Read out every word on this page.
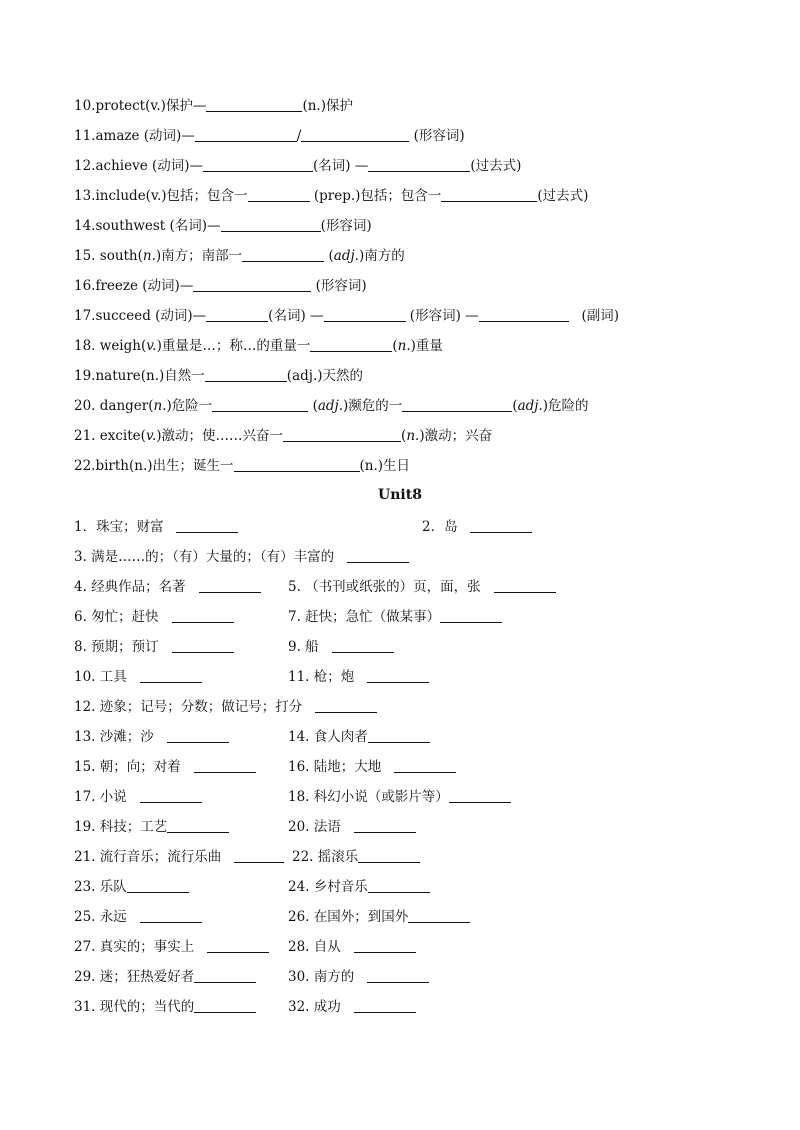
10.protect(v.)保护—	(n.)保护
11.amaze (动词)—	/	(形容词)
12.achieve (动词)—	(名词) —	(过去式)
13.include(v.)包括；包含一	(prep.)包括；包含一	(过去式)
14.southwest (名词)—	(形容词)
15. south(n.)南方；南部一	(adj.)南方的
16.freeze (动词)—	(形容词)
17.succeed (动词)—	(名词) —	(形容词) —	(副词)
18. weigh(v.)重量是…；称…的重量一	(n.)重量
19.nature(n.)自然一	(adj.)天然的
20. danger(n.)危险一	(adj.)濒危的一	(adj.)危险的
21. excite(v.)激动；使……兴奋一	(n.)激动；兴奋
22.birth(n.)出生；诞生一	(n.)生日
Unit8
1．珠宝；财富	2．岛
3. 满是……的；（有）大量的；（有）丰富的
4. 经典作品；名著	5. （书刊或纸张的）页，面，张
6. 匆忙；赶快	7. 赶快；急忙（做某事）
8. 预期；预订	9. 船
10. 工具	11. 枪；炮
12. 迹象；记号；分数；做记号；打分
13. 沙滩；沙	14. 食人肉者
15. 朝；向；对着	16. 陆地；大地
17. 小说	18. 科幻小说（或影片等）
19. 科技；工艺	20. 法语
21. 流行音乐；流行乐曲	22. 摇滚乐
23. 乐队	24. 乡村音乐
25. 永远	26. 在国外；到国外
27. 真实的；事实上	28. 自从
29. 迷；狂热爱好者	30. 南方的
31. 现代的；当代的	32. 成功
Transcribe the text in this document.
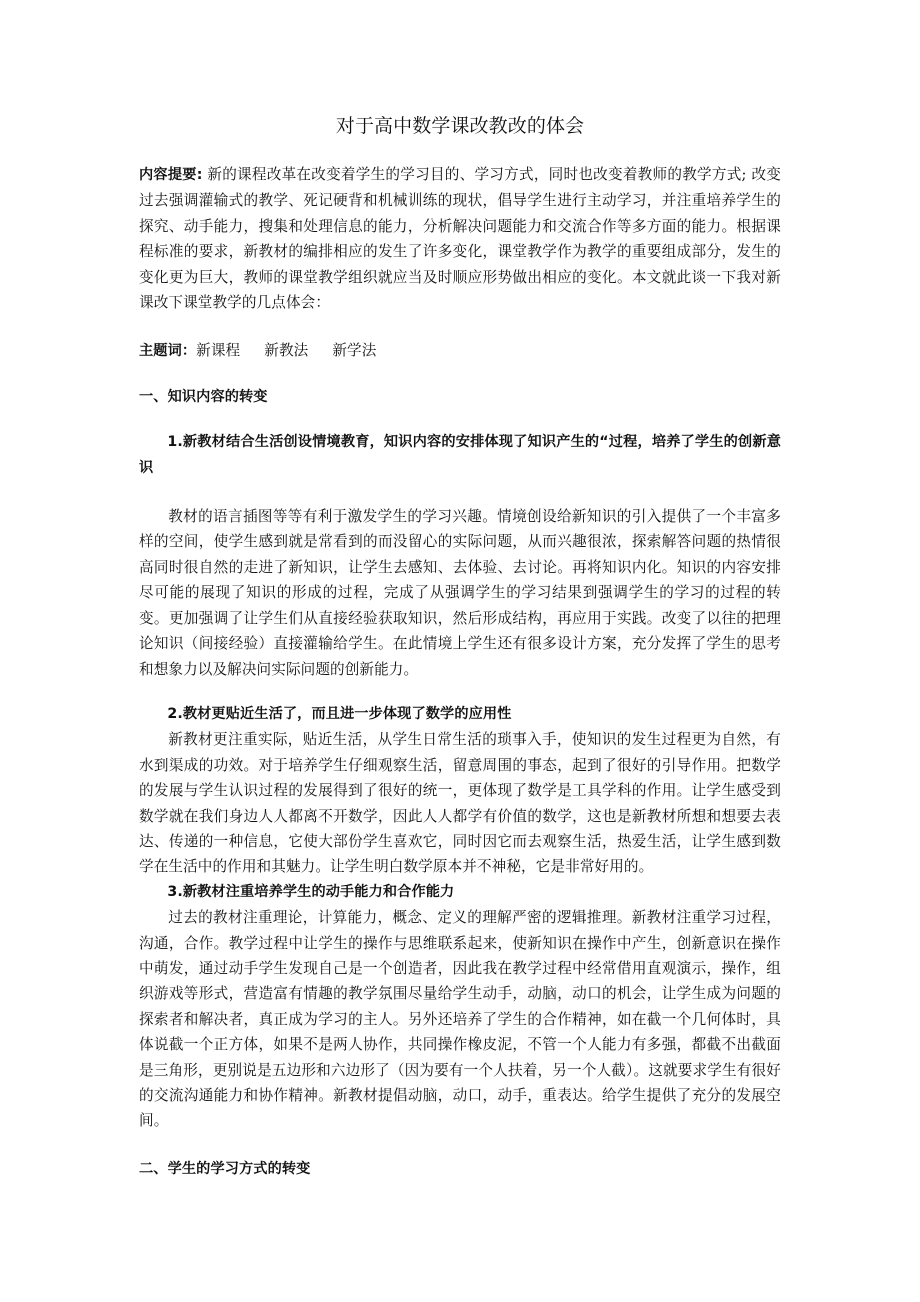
对于高中数学课改教改的体会

内容提要: 新的课程改革在改变着学生的学习目的、学习方式，同时也改变着教师的教学方式; 改变过去强调灌输式的教学、死记硬背和机械训练的现状，倡导学生进行主动学习，并注重培养学生的探究、动手能力，搜集和处理信息的能力，分析解决问题能力和交流合作等多方面的能力。根据课程标准的要求，新教材的编排相应的发生了许多变化，课堂教学作为教学的重要组成部分，发生的变化更为巨大，教师的课堂教学组织就应当及时顺应形势做出相应的变化。本文就此谈一下我对新课改下课堂教学的几点体会：

主题词：新课程 新教法 新学法

一、知识内容的转变

1.新教材结合生活创设情境教育，知识内容的安排体现了知识产生的“过程，培养了学生的创新意识

教材的语言插图等等有利于激发学生的学习兴趣。情境创设给新知识的引入提供了一个丰富多样的空间，使学生感到就是常看到的而没留心的实际问题，从而兴趣很浓，探索解答问题的热情很高同时很自然的走进了新知识，让学生去感知、去体验、去讨论。再将知识内化。知识的内容安排尽可能的展现了知识的形成的过程，完成了从强调学生的学习结果到强调学生的学习的过程的转变。更加强调了让学生们从直接经验获取知识，然后形成结构，再应用于实践。改变了以往的把理论知识（间接经验）直接灌输给学生。在此情境上学生还有很多设计方案，充分发挥了学生的思考和想象力以及解决问实际问题的创新能力。

2.教材更贴近生活了，而且进一步体现了数学的应用性

新教材更注重实际，贴近生活，从学生日常生活的琐事入手，使知识的发生过程更为自然，有水到渠成的功效。对于培养学生仔细观察生活，留意周围的事态，起到了很好的引导作用。把数学的发展与学生认识过程的发展得到了很好的统一，更体现了数学是工具学科的作用。让学生感受到数学就在我们身边人人都离不开数学，因此人人都学有价值的数学，这也是新教材所想和想要去表达、传递的一种信息，它使大部份学生喜欢它，同时因它而去观察生活，热爱生活，让学生感到数学在生活中的作用和其魅力。让学生明白数学原本并不神秘，它是非常好用的。

3.新教材注重培养学生的动手能力和合作能力

过去的教材注重理论，计算能力，概念、定义的理解严密的逻辑推理。新教材注重学习过程，沟通，合作。教学过程中让学生的操作与思维联系起来，使新知识在操作中产生，创新意识在操作中萌发，通过动手学生发现自己是一个创造者，因此我在教学过程中经常借用直观演示，操作，组织游戏等形式，营造富有情趣的教学氛围尽量给学生动手，动脑，动口的机会，让学生成为问题的探索者和解决者，真正成为学习的主人。另外还培养了学生的合作精神，如在截一个几何体时，具体说截一个正方体，如果不是两人协作，共同操作橡皮泥，不管一个人能力有多强，都截不出截面是三角形，更别说是五边形和六边形了（因为要有一个人扶着，另一个人截）。这就要求学生有很好的交流沟通能力和协作精神。新教材提倡动脑，动口，动手，重表达。给学生提供了充分的发展空间。

二、学生的学习方式的转变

= = = =

*AIM OF THE EXERCISE*
All records must be output exactly as they are, except for the pictures, which are left out.

*FINISHED ANSWER*
Read out every word on this page.
10.protect(v.)保护—	(n.)保护
11.amaze (动词)—	/	(形容词)
12.achieve (动词)—	(名词) —	(过去式)
13.include(v.)包括；包含一	(prep.)包括；包含一	(过去式)
14.southwest (名词)—	(形容词)
15. south(n.)南方；南部一	(adj.)南方的
16.freeze (动词)—	(形容词)
17.succeed (动词)—	(名词) —	(形容词) —	(副词)
18. weigh(v.)重量是…；称…的重量一	(n.)重量
19.nature(n.)自然一	(adj.)天然的
20. danger(n.)危险一	(adj.)濒危的一	(adj.)危险的
21. excite(v.)激动；使……兴奋一	(n.)激动；兴奋
22.birth(n.)出生；诞生一	(n.)生日
Unit8
1．珠宝；财富	2．岛
3. 满是……的；（有）大量的；（有）丰富的
4. 经典作品；名著	5. （书刊或纸张的）页，面，张
6. 匆忙；赶快	7. 赶快；急忙（做某事）
8. 预期；预订	9. 船
10. 工具	11. 枪；炮
12. 迹象；记号；分数；做记号；打分
13. 沙滩；沙	14. 食人肉者
15. 朝；向；对着	16. 陆地；大地
17. 小说	18. 科幻小说（或影片等）
19. 科技；工艺	20. 法语
21. 流行音乐；流行乐曲	22. 摇滚乐
23. 乐队	24. 乡村音乐
25. 永远	26. 在国外；到国外
27. 真实的；事实上	28. 自从
29. 迷；狂热爱好者	30. 南方的
31. 现代的；当代的	32. 成功
Transcribe the text in this document.
对于高中数学课改教改的体会

内容提要: 新的课程改革在改变着学生的学习目的、学习方式，同时也改变着教师的教学方式; 改变过去强调灌输式的教学、死记硬背和机械训练的现状，倡导学生进行主动学习，并注重培养学生的探究、动手能力，搜集和处理信息的能力，分析解决问题能力和交流合作等多方面的能力。根据课程标准的要求，新教材的编排相应的发生了许多变化，课堂教学作为教学的重要组成部分，发生的变化更为巨大，教师的课堂教学组织就应当及时顺应形势做出相应的变化。本文就此谈一下我对新课改下课堂教学的几点体会：

主题词：新课程 新教法 新学法

一、知识内容的转变

1.新教材结合生活创设情境教育，知识内容的安排体现了知识产生的“过程，培养了学生的创新意识

教材的语言插图等等有利于激发学生的学习兴趣。情境创设给新知识的引入提供了一个丰富多样的空间，使学生感到就是常看到的而没留心的实际问题，从而兴趣很浓，探索解答问题的热情很高同时很自然的走进了新知识，让学生去感知、去体验、去讨论。再将知识内化。知识的内容安排尽可能的展现了知识的形成的过程，完成了从强调学生的学习结果到强调学生的学习的过程的转变。更加强调了让学生们从直接经验获取知识，然后形成结构，再应用于实践。改变了以往的把理论知识（间接经验）直接灌输给学生。在此情境上学生还有很多设计方案，充分发挥了学生的思考和想象力以及解决问实际问题的创新能力。

2.教材更贴近生活了，而且进一步体现了数学的应用性

新教材更注重实际，贴近生活，从学生日常生活的琐事入手，使知识的发生过程更为自然，有水到渠成的功效。对于培养学生仔细观察生活，留意周围的事态，起到了很好的引导作用。把数学的发展与学生认识过程的发展得到了很好的统一，更体现了数学是工具学科的作用。让学生感受到数学就在我们身边人人都离不开数学，因此人人都学有价值的数学，这也是新教材所想和想要去表达、传递的一种信息，它使大部份学生喜欢它，同时因它而去观察生活，热爱生活，让学生感到数学在生活中的作用和其魅力。让学生明白数学原本并不神秘，它是非常好用的。

3.新教材注重培养学生的动手能力和合作能力

过去的教材注重理论，计算能力，概念、定义的理解严密的逻辑推理。新教材注重学习过程，沟通，合作。教学过程中让学生的操作与思维联系起来，使新知识在操作中产生，创新意识在操作中萌发，通过动手学生发现自己是一个创造者，因此我在教学过程中经常借用直观演示，操作，组织游戏等形式，营造富有情趣的教学氛围尽量给学生动手，动脑，动口的机会，让学生成为问题的探索者和解决者，真正成为学习的主人。另外还培养了学生的合作精神，如在截一个几何体时，具体说截一个正方体，如果不是两人协作，共同操作橡皮泥，不管一个人能力有多强，都截不出截面是三角形，更别说是五边形和六边形了（因为要有一个人扶着，另一个人截）。这就要求学生有很好的交流沟通能力和协作精神。新教材提倡动脑，动口，动手，重表达。给学生提供了充分的发展空间。

二、学生的学习方式的转变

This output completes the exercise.